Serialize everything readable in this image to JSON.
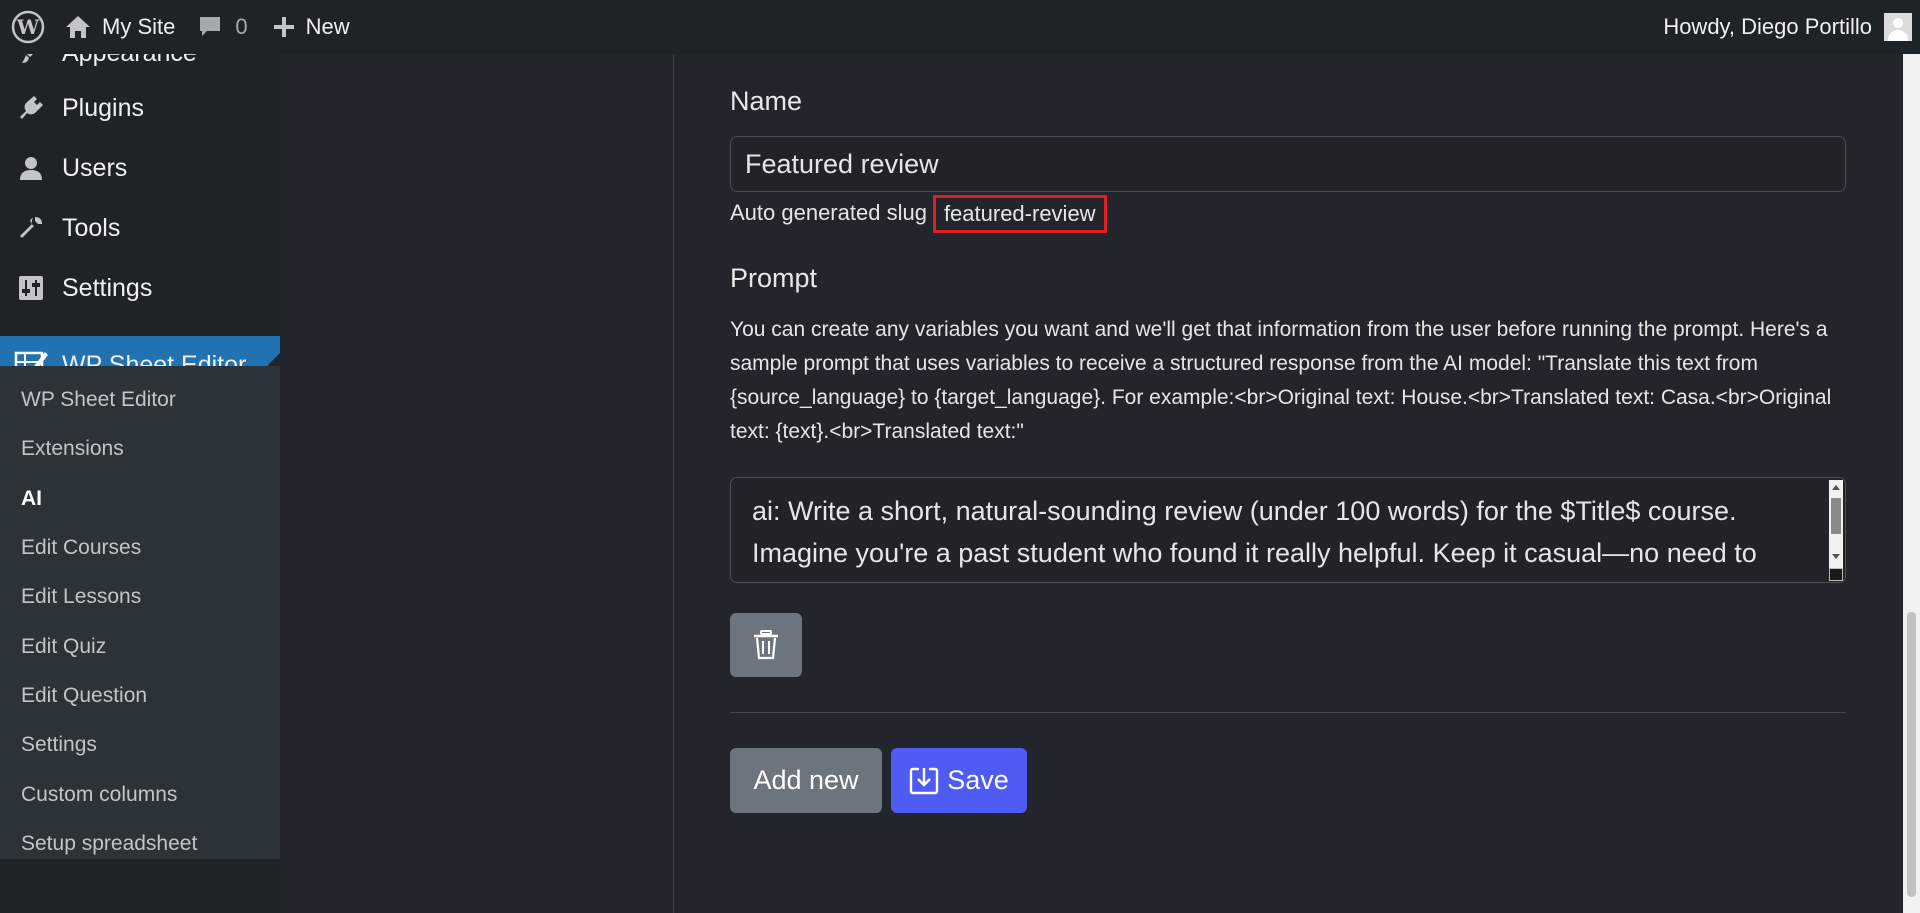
{
  "adminbar": {
    "site_name": "My Site",
    "comments_count": "0",
    "new_label": "New",
    "howdy": "Howdy, Diego Portillo"
  },
  "sidebar": {
    "items": [
      {
        "label": "Appearance",
        "icon": "paintbrush-icon"
      },
      {
        "label": "Plugins",
        "icon": "plug-icon"
      },
      {
        "label": "Users",
        "icon": "user-icon"
      },
      {
        "label": "Tools",
        "icon": "wrench-icon"
      },
      {
        "label": "Settings",
        "icon": "sliders-icon"
      },
      {
        "label": "WP Sheet Editor",
        "icon": "sheet-editor-icon"
      }
    ],
    "submenu": [
      "WP Sheet Editor",
      "Extensions",
      "AI",
      "Edit Courses",
      "Edit Lessons",
      "Edit Quiz",
      "Edit Question",
      "Settings",
      "Custom columns",
      "Setup spreadsheet"
    ],
    "active_submenu": "AI"
  },
  "form": {
    "name_label": "Name",
    "name_value": "Featured review",
    "slug_label": "Auto generated slug",
    "slug_value": "featured-review",
    "prompt_label": "Prompt",
    "prompt_help": "You can create any variables you want and we'll get that information from the user before running the prompt. Here's a sample prompt that uses variables to receive a structured response from the AI model: \"Translate this text from {source_language} to {target_language}. For example:<br>Original text: House.<br>Translated text: Casa.<br>Original text: {text}.<br>Translated text:\"",
    "prompt_value": "ai: Write a short, natural-sounding review (under 100 words) for the $Title$ course. Imagine you're a past student who found it really helpful. Keep it casual—no need to",
    "add_new_label": "Add new",
    "save_label": "Save"
  },
  "colors": {
    "accent": "#2271b1",
    "save_button": "#4f5bf2",
    "slug_highlight": "#e02020"
  }
}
---+---
- [Job]:
Quote each entry above verbatim and drop the pictures.

- [Solved exercise]:
Serialize everything readable in this image to JSON.
{
  "adminbar": {
    "site_name": "My Site",
    "comments_count": "0",
    "new_label": "New",
    "howdy": "Howdy, Diego Portillo"
  },
  "sidebar": {
    "items": [
      {
        "label": "Appearance",
        "icon": "paintbrush-icon"
      },
      {
        "label": "Plugins",
        "icon": "plug-icon"
      },
      {
        "label": "Users",
        "icon": "user-icon"
      },
      {
        "label": "Tools",
        "icon": "wrench-icon"
      },
      {
        "label": "Settings",
        "icon": "sliders-icon"
      },
      {
        "label": "WP Sheet Editor",
        "icon": "sheet-editor-icon"
      }
    ],
    "submenu": [
      "WP Sheet Editor",
      "Extensions",
      "AI",
      "Edit Courses",
      "Edit Lessons",
      "Edit Quiz",
      "Edit Question",
      "Settings",
      "Custom columns",
      "Setup spreadsheet"
    ],
    "active_submenu": "AI"
  },
  "form": {
    "name_label": "Name",
    "name_value": "Featured review",
    "slug_label": "Auto generated slug",
    "slug_value": "featured-review",
    "prompt_label": "Prompt",
    "prompt_help": "You can create any variables you want and we'll get that information from the user before running the prompt. Here's a sample prompt that uses variables to receive a structured response from the AI model: \"Translate this text from {source_language} to {target_language}. For example:<br>Original text: House.<br>Translated text: Casa.<br>Original text: {text}.<br>Translated text:\"",
    "prompt_value": "ai: Write a short, natural-sounding review (under 100 words) for the $Title$ course. Imagine you're a past student who found it really helpful. Keep it casual—no need to",
    "add_new_label": "Add new",
    "save_label": "Save"
  },
  "colors": {
    "accent": "#2271b1",
    "save_button": "#4f5bf2",
    "slug_highlight": "#e02020"
  }
}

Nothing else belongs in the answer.